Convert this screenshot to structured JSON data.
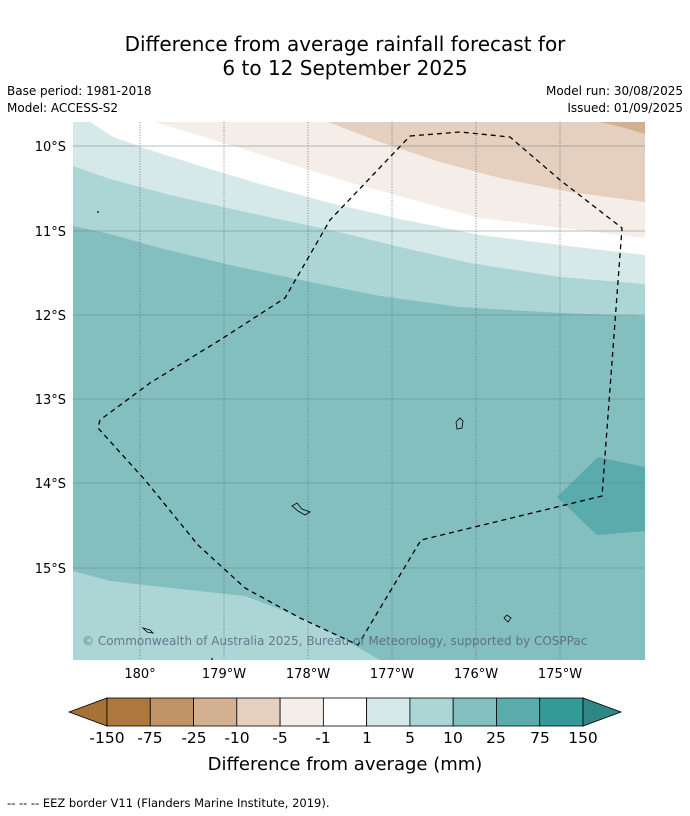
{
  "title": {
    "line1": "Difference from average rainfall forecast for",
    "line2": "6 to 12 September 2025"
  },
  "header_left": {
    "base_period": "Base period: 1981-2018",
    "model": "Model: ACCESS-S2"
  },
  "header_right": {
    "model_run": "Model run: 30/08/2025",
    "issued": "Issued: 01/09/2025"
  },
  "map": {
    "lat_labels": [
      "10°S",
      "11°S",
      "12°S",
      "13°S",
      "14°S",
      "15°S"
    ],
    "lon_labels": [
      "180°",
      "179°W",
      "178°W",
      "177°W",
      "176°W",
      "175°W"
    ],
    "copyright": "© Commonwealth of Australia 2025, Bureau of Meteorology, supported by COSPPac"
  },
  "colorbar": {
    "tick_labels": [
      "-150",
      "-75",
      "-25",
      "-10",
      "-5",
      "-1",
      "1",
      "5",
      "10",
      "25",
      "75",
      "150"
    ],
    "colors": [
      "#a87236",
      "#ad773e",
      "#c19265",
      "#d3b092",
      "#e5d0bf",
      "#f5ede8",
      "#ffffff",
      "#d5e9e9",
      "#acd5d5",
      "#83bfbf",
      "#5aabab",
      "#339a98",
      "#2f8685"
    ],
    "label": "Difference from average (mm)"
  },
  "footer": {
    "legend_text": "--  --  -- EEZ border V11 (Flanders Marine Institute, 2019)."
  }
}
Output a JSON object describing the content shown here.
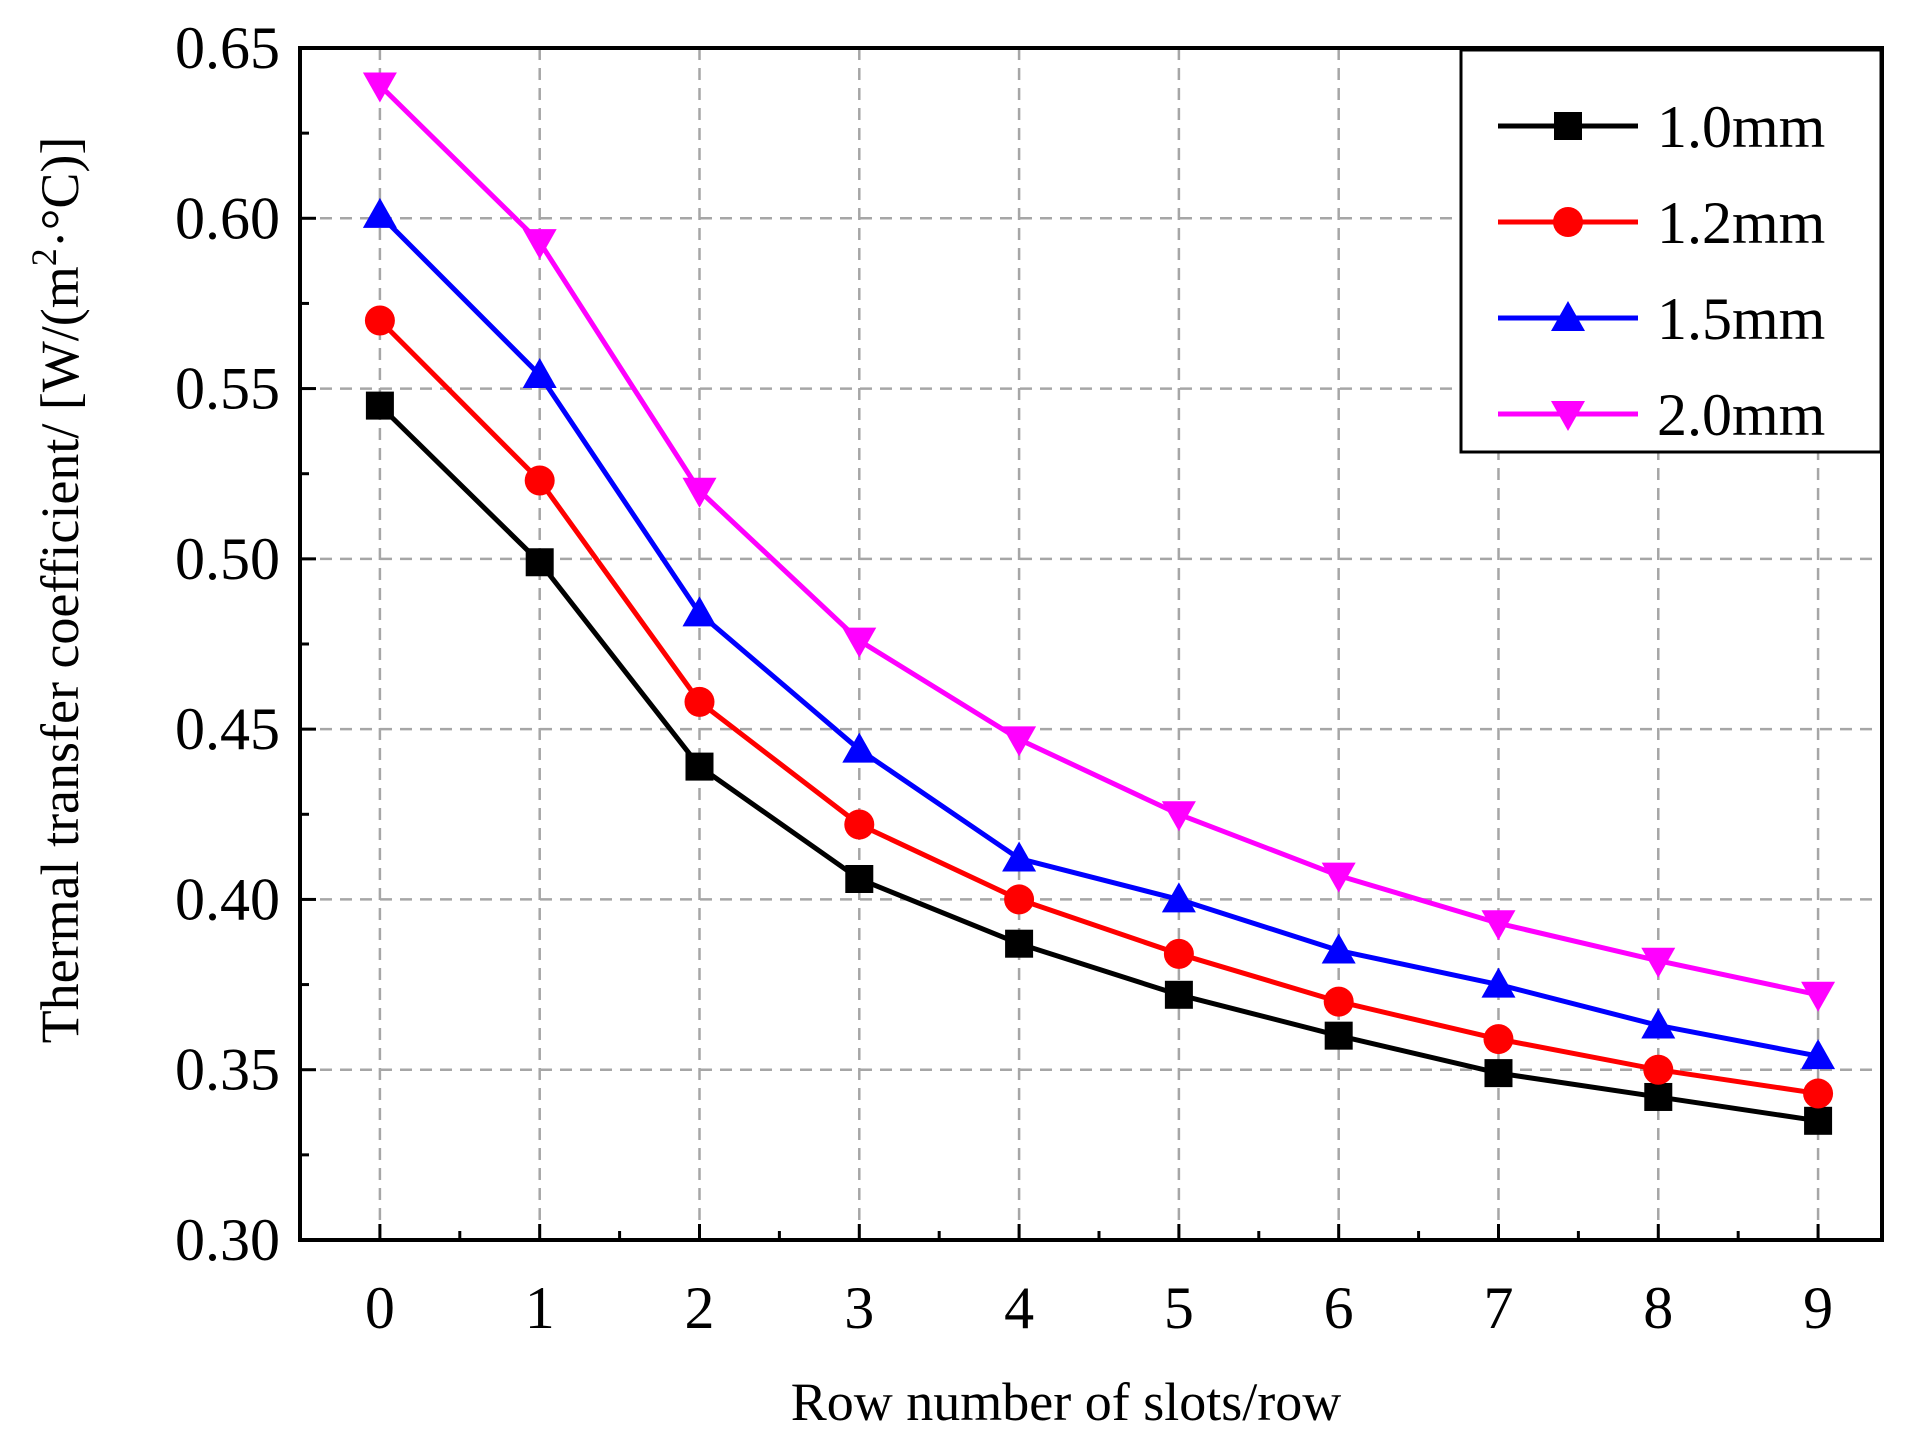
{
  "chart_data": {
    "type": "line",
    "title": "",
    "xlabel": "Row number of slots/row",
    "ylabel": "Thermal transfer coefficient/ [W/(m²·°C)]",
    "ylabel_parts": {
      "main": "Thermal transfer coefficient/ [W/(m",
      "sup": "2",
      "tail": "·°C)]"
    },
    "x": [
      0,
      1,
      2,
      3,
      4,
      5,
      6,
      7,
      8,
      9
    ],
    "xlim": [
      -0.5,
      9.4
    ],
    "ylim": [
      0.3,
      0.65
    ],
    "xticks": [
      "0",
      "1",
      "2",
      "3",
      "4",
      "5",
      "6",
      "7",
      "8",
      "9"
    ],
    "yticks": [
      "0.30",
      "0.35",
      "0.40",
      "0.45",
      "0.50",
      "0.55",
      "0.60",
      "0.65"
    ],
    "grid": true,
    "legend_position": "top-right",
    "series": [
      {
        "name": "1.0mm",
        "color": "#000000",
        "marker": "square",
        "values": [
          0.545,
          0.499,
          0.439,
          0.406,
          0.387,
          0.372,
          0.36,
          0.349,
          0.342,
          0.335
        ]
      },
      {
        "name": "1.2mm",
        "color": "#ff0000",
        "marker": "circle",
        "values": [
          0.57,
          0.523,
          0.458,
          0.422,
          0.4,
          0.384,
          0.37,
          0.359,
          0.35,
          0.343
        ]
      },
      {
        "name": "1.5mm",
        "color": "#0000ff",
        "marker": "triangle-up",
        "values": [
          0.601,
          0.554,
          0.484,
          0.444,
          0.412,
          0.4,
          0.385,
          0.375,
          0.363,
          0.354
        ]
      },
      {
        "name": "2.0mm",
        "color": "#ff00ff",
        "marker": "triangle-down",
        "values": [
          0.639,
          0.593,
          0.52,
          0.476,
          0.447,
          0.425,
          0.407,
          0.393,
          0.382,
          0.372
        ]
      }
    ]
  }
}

· · ·

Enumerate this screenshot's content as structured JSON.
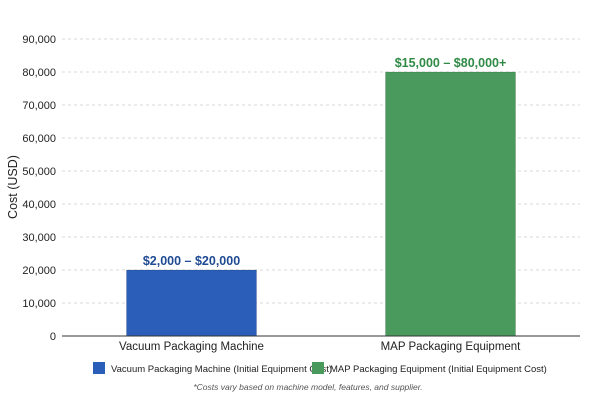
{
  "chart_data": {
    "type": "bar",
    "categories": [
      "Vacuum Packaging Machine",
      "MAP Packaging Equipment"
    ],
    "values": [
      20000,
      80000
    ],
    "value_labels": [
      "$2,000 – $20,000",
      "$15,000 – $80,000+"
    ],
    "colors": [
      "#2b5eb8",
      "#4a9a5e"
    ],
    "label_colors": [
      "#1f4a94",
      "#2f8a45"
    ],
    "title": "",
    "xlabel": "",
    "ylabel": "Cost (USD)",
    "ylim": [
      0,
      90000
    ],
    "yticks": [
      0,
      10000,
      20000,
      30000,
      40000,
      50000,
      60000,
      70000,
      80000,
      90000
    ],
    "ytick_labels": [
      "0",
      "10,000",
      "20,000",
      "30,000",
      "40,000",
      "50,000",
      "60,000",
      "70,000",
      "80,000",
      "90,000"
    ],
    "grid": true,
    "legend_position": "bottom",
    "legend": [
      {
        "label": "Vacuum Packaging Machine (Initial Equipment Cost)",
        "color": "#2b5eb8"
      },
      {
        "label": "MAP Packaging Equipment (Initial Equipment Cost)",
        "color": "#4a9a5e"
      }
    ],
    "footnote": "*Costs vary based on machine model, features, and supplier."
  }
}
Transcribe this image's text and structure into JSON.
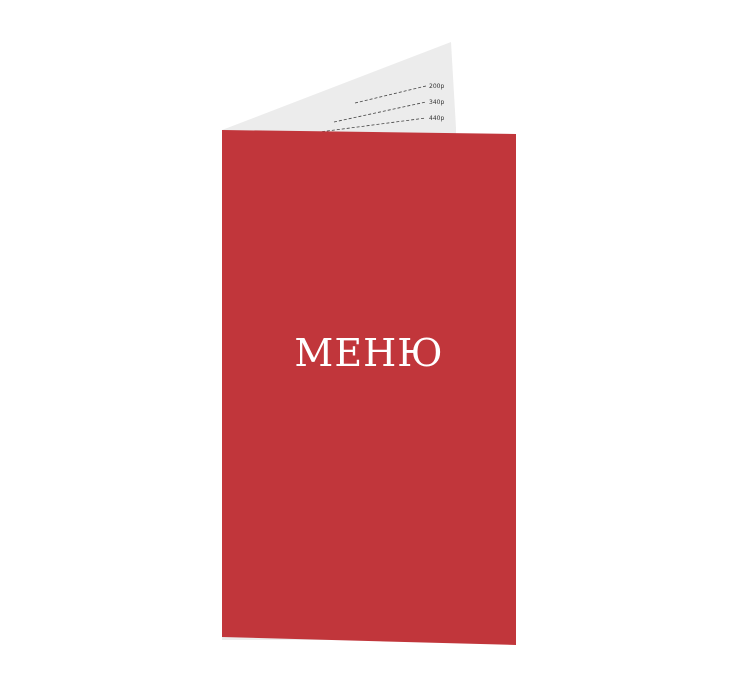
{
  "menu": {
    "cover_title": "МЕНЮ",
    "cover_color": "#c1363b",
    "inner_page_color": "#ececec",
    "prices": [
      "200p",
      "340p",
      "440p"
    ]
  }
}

· · ·

(YOUR INSTRUCTIONS): Where a line above contains the word "marker", copy that line.

(REPLY):
        "marker": "square",
        "marker": "circle",
        "marker": "triangle-up",
        "marker": "triangle-down",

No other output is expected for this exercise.